Dataset records:
========================================================================

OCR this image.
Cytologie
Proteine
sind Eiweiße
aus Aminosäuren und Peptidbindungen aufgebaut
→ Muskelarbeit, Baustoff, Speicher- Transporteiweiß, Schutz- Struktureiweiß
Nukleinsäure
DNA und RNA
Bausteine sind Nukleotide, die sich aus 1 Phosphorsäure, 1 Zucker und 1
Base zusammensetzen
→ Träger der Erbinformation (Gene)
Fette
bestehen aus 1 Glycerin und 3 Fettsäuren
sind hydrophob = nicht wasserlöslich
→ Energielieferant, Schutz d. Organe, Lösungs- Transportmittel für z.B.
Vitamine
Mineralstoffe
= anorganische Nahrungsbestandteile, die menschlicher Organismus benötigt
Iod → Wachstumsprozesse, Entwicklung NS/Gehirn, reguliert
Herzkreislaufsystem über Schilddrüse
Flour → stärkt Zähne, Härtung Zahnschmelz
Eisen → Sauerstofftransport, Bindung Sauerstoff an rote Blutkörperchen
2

========================================================================

EXERCISE PROMPT:
The records above must be set down again exactly as written.

RESPONSE TO THE EXERCISE:
OCR this image.
Cytologie
Proteine
sind Eiweiße
aus Aminosäuren und Peptidbindungen aufgebaut
→ Muskelarbeit, Baustoff, Speicher- Transporteiweiß, Schutz- Struktureiweiß
Nukleinsäure
DNA und RNA
Bausteine sind Nukleotide, die sich aus 1 Phosphorsäure, 1 Zucker und 1
Base zusammensetzen
→ Träger der Erbinformation (Gene)
Fette
bestehen aus 1 Glycerin und 3 Fettsäuren
sind hydrophob = nicht wasserlöslich
→ Energielieferant, Schutz d. Organe, Lösungs- Transportmittel für z.B.
Vitamine
Mineralstoffe
= anorganische Nahrungsbestandteile, die menschlicher Organismus benötigt
Iod → Wachstumsprozesse, Entwicklung NS/Gehirn, reguliert
Herzkreislaufsystem über Schilddrüse
Flour → stärkt Zähne, Härtung Zahnschmelz
Eisen → Sauerstofftransport, Bindung Sauerstoff an rote Blutkörperchen
2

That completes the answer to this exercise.